▸ **PROBLEMA DA RISOLVERE**: Aggiorna l'estratto sulle novità dei prodotti riscrivendo tutto il passo da "Una novità importante" giù fino a "parte dei consumatori.", con "passito" sostituito da "moscato".

Il suo matrimonio con Patrizia, figlia di una famiglia da anni impegnata nella produzione vitivinicola, è stata anche l’occasione di ampliare il vostro 'paniere' di prodotti. Quali novità ci saranno in questo nuovo anno?

Una novità importante sarà che tutti i nostri prodotti vestiranno un unico 'marchio', quello di Patrizia. Inseriremo alcune referenze tra i vini, tra cui lo spumante di Falanghina, il passito ed una grappa bianca di Aglianico. Abbiamo poi pensato di ampliare il nostro paniere dei legumi, inserendo - oltre al fagiolo bianco, biondo e dall’occhio - il fagiolo nero del Fortore e, ancora, proveremo una linea di legumi cotti in barattolo. Tutti prodotti che, sono sicuro, riscuotono un grande interesse da parte dei consumatori.

Record di dati:
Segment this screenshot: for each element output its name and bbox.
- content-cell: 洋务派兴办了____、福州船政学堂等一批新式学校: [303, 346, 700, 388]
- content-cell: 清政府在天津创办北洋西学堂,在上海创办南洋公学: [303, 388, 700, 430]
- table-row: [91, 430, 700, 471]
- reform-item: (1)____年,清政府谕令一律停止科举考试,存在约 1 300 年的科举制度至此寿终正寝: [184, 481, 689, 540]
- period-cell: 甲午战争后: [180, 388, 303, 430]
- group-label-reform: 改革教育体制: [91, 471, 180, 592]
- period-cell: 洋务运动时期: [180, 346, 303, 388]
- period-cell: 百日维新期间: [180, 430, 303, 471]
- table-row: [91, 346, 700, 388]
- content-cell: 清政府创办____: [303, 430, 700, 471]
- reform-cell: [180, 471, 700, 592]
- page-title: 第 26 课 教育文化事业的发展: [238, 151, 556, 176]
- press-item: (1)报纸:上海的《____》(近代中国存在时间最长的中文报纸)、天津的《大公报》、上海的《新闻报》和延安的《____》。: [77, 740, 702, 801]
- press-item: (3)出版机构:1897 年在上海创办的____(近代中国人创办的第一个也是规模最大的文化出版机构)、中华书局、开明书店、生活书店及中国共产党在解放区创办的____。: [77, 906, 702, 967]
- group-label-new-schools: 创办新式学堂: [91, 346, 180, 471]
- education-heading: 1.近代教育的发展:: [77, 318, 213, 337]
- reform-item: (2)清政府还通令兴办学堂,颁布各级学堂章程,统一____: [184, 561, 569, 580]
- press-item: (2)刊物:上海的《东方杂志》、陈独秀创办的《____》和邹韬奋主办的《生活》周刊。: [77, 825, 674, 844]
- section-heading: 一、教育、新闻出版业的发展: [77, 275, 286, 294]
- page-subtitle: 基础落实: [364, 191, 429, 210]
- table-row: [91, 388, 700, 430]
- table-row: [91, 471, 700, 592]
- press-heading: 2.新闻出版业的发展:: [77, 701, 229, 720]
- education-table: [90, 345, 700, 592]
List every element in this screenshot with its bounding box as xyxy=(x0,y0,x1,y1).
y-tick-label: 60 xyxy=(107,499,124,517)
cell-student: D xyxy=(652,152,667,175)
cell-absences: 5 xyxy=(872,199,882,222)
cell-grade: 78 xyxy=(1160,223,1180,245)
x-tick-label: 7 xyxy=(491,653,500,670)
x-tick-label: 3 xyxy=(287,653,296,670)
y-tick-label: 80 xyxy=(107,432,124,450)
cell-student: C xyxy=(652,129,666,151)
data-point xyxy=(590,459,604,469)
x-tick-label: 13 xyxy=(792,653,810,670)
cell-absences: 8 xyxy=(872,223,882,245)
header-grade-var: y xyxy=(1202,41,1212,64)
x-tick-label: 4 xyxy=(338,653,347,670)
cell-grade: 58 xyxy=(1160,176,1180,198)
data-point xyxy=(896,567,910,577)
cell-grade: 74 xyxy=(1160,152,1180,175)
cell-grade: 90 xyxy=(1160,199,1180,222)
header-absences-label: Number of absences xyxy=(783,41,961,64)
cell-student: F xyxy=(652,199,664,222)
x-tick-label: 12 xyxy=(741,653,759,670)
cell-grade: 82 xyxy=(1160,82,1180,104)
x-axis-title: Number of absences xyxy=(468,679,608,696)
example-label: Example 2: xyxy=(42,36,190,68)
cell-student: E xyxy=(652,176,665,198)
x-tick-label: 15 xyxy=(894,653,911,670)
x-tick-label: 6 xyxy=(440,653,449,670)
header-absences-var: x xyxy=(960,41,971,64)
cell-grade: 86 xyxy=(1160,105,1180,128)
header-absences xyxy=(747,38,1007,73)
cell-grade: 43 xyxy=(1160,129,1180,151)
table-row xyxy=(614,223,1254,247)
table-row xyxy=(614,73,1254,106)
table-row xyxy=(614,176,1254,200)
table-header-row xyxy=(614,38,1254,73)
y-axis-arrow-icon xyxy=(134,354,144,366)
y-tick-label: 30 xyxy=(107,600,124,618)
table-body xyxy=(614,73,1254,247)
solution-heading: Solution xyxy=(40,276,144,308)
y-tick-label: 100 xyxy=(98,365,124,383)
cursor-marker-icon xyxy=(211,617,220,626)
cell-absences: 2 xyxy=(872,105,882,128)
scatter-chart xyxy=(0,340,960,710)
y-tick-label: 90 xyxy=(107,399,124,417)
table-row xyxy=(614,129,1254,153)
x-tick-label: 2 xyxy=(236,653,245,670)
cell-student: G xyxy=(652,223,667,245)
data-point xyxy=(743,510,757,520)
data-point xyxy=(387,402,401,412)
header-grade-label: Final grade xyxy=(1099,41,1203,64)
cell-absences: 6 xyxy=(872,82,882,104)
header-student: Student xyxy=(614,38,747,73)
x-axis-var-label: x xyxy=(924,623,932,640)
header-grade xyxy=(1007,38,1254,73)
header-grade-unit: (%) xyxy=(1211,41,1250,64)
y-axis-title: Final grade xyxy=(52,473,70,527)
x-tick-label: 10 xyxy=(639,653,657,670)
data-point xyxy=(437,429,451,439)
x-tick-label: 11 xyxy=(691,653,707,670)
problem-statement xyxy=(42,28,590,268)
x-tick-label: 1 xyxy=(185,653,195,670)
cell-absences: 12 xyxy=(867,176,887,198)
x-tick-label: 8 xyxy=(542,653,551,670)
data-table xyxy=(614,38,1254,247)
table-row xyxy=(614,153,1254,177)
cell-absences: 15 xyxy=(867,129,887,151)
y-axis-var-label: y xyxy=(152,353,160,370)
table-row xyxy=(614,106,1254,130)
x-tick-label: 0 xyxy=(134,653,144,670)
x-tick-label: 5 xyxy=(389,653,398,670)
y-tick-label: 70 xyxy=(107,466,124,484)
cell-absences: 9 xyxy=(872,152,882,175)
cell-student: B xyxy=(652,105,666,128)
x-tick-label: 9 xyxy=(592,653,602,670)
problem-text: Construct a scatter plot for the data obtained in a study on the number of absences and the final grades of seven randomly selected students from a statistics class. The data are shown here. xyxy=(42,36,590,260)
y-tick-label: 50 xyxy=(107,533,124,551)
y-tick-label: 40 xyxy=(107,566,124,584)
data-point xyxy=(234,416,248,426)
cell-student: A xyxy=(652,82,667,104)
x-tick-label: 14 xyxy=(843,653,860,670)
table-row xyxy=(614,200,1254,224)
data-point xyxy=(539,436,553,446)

▸ **RISPOSTA AL COMPITO**:
Una novità importante sarà che tutti i nostri prodotti vestiranno un unico 'marchio', quello di Patrizia. Inseriremo alcune referenze tra i vini, tra cui lo spumante di Falanghina, il moscato ed una grappa bianca di Aglianico. Abbiamo poi pensato di ampliare il nostro paniere dei legumi, inserendo - oltre al fagiolo bianco, biondo e dall’occhio - il fagiolo nero del Fortore e, ancora, proveremo una linea di legumi cotti in barattolo. Tutti prodotti che, sono sicuro, riscuotono un grande interesse da parte dei consumatori.